Stored items from a collection
• • • •
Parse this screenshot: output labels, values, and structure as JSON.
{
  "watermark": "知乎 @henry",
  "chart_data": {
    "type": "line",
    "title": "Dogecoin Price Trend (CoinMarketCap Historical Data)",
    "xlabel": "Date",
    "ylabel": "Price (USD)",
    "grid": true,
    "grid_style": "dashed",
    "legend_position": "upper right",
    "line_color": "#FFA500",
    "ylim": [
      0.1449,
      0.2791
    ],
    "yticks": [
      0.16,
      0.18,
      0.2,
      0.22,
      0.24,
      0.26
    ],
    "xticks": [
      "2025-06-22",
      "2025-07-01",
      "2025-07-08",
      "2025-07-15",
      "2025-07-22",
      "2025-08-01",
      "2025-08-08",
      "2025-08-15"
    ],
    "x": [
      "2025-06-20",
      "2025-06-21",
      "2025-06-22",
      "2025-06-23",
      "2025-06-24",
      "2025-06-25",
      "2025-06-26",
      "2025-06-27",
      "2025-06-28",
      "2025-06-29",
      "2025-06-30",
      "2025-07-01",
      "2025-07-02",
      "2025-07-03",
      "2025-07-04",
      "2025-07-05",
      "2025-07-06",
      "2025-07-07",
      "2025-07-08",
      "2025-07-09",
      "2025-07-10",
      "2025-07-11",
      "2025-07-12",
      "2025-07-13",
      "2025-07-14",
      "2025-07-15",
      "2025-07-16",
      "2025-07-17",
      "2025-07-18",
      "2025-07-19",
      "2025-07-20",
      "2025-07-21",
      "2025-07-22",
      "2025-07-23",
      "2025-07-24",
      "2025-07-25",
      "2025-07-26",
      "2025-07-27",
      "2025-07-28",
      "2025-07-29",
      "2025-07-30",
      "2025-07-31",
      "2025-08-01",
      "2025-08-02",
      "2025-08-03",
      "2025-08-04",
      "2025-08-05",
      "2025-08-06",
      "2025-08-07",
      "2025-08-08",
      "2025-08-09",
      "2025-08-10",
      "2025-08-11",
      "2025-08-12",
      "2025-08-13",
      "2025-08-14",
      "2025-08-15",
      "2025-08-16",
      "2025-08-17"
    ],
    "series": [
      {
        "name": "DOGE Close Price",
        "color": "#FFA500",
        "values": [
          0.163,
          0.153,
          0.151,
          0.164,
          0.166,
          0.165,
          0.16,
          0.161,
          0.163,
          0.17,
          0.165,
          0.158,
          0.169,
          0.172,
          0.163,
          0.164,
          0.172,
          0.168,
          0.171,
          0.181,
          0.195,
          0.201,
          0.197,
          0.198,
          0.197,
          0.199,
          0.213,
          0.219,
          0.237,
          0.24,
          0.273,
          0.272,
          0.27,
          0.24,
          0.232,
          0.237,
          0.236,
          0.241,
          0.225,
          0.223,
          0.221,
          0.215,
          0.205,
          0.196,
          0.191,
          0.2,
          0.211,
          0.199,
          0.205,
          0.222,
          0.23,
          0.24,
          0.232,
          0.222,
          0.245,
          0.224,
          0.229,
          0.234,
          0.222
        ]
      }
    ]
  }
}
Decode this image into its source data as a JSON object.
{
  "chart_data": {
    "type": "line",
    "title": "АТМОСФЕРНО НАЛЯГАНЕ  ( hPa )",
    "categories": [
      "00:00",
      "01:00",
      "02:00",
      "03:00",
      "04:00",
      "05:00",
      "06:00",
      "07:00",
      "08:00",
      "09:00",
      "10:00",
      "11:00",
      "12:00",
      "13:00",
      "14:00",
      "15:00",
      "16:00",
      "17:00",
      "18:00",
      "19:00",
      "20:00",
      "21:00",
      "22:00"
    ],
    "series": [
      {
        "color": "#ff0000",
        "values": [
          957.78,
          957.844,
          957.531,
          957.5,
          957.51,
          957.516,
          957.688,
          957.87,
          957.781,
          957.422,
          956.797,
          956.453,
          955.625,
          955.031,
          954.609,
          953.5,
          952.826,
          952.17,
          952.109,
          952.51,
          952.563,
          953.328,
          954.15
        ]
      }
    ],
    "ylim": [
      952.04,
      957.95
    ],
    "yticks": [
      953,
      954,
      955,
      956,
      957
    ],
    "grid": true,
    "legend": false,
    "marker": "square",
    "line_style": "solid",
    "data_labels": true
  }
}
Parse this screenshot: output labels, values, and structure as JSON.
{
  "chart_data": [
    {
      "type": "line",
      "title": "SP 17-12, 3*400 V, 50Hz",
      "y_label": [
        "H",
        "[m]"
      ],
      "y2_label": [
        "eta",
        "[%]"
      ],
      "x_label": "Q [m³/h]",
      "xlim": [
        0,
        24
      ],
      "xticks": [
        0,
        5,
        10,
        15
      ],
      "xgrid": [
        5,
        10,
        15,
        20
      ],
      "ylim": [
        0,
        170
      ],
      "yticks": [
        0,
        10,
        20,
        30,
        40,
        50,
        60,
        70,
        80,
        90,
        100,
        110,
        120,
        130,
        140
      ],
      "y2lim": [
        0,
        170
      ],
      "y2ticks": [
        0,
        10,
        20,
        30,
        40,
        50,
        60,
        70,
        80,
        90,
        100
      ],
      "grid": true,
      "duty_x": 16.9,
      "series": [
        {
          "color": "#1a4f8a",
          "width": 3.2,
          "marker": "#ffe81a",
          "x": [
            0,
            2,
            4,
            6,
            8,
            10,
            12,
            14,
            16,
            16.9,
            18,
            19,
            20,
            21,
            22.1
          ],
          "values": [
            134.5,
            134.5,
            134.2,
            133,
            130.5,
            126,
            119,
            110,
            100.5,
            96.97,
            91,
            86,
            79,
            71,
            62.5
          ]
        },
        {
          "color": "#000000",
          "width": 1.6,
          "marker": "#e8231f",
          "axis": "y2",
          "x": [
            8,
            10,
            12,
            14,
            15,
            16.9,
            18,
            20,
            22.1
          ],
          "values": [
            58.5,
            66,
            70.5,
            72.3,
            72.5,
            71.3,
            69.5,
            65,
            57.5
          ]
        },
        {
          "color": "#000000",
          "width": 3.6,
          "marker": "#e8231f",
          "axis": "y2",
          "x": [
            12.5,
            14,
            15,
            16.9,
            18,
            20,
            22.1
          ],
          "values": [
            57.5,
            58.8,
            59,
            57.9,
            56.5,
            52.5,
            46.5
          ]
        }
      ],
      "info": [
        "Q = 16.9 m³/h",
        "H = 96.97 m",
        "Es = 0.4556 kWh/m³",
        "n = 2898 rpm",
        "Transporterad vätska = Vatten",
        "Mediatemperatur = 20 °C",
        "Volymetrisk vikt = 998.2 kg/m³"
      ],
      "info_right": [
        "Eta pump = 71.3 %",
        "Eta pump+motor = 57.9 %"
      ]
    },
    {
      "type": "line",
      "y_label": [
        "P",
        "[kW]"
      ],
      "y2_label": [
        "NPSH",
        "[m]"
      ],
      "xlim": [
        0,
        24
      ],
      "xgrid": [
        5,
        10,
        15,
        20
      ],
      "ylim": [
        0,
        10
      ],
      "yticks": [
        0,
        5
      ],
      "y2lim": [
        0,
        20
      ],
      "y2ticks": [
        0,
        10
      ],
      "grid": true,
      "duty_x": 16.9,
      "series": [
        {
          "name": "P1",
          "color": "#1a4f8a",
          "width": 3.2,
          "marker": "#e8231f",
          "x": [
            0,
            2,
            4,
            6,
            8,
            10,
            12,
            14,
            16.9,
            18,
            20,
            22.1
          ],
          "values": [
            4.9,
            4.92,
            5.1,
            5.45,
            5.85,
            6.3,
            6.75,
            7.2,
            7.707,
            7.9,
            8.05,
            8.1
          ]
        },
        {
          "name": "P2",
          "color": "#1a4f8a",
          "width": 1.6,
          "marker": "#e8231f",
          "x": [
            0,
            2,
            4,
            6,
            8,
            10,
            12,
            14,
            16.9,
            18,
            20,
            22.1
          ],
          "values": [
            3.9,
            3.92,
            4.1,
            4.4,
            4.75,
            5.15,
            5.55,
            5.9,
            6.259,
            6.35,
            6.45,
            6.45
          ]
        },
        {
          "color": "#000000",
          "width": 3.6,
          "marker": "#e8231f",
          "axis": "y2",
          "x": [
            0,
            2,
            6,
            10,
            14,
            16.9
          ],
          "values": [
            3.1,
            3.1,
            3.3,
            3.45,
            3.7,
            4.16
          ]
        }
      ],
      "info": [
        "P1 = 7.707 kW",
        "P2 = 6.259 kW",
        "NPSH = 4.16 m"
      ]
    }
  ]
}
• • • •
- [PROBLEM DESCRIPTION] Count the lines of the data that contain the string "title", and reply with that number alone.

- [SOLUTION BELOW] 3